Reproduce word for word the items from the very first line through the line containing "page-total: 51 <box>1140 1645 1163 1665</box>", including both of those lines.
════════════════════
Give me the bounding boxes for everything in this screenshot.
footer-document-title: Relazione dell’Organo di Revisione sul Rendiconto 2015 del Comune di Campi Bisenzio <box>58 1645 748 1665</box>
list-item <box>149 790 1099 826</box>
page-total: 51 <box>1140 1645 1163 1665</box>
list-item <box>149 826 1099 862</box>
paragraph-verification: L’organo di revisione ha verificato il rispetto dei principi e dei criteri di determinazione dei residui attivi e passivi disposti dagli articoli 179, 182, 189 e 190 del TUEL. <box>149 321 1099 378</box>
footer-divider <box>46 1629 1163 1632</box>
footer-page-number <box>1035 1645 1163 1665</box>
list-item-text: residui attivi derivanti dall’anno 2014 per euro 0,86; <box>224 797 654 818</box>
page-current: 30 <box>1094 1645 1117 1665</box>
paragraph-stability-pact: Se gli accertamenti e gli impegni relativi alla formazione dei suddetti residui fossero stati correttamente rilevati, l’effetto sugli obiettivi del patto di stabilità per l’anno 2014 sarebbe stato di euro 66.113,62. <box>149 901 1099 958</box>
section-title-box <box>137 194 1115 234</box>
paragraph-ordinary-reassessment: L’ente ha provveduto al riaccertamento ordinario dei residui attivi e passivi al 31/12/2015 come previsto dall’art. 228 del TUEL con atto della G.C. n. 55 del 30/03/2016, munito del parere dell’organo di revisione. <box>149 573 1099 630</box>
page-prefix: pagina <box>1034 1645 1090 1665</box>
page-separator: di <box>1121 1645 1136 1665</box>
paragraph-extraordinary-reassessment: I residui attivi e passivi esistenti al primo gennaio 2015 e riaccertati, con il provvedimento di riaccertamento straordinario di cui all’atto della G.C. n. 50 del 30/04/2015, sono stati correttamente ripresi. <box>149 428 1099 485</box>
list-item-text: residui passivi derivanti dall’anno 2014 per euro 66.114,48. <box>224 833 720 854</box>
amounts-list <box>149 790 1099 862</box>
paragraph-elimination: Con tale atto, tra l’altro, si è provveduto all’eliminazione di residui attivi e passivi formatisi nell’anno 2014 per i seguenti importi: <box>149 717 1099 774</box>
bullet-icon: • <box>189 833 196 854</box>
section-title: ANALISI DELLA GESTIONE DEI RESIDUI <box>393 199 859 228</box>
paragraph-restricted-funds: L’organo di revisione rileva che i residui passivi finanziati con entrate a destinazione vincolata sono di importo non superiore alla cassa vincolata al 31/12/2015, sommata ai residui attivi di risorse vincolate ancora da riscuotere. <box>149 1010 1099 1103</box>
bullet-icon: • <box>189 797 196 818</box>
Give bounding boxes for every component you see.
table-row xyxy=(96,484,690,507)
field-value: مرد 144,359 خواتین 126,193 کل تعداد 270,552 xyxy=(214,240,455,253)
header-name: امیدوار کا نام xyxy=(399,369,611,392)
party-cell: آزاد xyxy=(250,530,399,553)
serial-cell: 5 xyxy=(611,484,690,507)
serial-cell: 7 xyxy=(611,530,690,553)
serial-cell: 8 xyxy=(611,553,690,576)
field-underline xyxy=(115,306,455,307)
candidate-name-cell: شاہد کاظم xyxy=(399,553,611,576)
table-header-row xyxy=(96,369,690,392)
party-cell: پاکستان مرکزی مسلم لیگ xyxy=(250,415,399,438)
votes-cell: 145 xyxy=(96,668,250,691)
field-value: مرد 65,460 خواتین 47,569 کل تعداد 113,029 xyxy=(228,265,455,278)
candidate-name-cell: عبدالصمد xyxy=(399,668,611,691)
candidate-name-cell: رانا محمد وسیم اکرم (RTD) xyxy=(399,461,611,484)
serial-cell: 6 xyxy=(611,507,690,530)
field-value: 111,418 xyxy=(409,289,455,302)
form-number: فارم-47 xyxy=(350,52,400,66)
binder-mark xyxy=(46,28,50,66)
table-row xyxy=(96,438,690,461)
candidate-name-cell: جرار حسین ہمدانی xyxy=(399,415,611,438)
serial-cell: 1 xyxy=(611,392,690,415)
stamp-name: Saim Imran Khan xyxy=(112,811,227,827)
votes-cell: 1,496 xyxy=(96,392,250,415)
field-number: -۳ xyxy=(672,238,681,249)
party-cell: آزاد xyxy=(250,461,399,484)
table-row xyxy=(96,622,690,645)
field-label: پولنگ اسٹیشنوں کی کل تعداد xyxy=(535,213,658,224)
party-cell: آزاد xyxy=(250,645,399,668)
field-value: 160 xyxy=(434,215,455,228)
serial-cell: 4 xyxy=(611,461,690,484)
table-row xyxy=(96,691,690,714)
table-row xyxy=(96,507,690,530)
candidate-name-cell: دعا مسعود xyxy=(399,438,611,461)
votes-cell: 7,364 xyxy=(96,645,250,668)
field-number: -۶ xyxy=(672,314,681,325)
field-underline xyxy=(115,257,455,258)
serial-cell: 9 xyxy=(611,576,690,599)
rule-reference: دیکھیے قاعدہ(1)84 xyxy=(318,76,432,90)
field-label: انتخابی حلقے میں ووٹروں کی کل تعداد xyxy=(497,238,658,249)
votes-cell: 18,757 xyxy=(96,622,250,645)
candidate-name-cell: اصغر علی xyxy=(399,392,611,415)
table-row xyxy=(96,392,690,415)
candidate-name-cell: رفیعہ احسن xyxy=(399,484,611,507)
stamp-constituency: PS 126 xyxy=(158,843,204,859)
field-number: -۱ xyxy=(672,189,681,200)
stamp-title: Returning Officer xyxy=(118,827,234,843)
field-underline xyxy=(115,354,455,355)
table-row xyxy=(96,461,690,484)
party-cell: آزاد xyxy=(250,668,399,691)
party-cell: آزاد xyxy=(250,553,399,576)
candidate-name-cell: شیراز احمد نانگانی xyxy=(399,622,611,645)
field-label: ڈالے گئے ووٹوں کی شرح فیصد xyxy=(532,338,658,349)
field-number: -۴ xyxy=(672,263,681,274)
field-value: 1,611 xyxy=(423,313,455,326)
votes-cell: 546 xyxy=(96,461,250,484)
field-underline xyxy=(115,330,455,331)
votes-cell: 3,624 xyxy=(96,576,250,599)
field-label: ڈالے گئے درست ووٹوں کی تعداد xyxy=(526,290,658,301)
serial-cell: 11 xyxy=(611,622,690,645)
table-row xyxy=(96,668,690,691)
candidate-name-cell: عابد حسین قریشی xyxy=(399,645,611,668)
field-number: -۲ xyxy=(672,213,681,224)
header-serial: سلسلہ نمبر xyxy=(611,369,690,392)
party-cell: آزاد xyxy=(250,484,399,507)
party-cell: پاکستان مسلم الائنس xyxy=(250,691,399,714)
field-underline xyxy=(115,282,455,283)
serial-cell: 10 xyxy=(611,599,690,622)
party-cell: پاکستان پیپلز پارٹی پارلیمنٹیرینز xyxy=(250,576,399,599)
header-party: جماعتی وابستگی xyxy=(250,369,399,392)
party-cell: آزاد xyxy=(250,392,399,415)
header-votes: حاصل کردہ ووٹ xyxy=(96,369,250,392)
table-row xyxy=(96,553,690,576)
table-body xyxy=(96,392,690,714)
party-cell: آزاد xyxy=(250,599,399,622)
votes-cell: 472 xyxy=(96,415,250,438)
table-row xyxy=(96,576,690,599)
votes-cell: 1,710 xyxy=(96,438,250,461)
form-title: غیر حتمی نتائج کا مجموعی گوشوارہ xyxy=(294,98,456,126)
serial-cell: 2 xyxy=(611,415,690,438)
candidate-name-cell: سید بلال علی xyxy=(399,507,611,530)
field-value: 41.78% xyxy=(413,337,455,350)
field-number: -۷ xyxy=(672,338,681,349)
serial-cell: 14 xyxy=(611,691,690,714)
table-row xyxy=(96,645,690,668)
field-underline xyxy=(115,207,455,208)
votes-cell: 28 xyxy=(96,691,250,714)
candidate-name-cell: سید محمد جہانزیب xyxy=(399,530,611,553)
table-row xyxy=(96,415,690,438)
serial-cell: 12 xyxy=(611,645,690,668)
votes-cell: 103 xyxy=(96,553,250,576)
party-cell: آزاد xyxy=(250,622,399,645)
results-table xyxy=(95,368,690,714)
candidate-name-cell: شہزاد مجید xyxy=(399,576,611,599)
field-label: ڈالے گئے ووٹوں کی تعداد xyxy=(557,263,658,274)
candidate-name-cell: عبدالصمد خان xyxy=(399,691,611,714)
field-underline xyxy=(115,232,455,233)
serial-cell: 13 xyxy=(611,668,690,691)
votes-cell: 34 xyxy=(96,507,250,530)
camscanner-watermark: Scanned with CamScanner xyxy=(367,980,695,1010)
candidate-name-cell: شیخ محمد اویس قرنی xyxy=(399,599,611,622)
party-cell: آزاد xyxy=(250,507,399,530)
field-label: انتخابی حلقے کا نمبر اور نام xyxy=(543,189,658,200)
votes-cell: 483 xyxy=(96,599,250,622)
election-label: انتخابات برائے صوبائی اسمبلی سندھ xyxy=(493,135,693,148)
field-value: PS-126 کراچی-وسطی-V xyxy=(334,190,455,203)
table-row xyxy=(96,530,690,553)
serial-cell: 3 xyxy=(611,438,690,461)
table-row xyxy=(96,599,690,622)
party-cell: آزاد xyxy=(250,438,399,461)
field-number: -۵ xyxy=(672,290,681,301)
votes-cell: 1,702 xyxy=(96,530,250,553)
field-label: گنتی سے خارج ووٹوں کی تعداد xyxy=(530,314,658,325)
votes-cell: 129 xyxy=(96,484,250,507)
════════════════════
SOLUTION TO THE PROBLEM:
Give me the bounding boxes for everything in this screenshot.
footer-document-title: Relazione dell’Organo di Revisione sul Rendiconto 2015 del Comune di Campi Bisenzio <box>58 1645 748 1665</box>
list-item <box>149 790 1099 826</box>
page-total: 51 <box>1140 1645 1163 1665</box>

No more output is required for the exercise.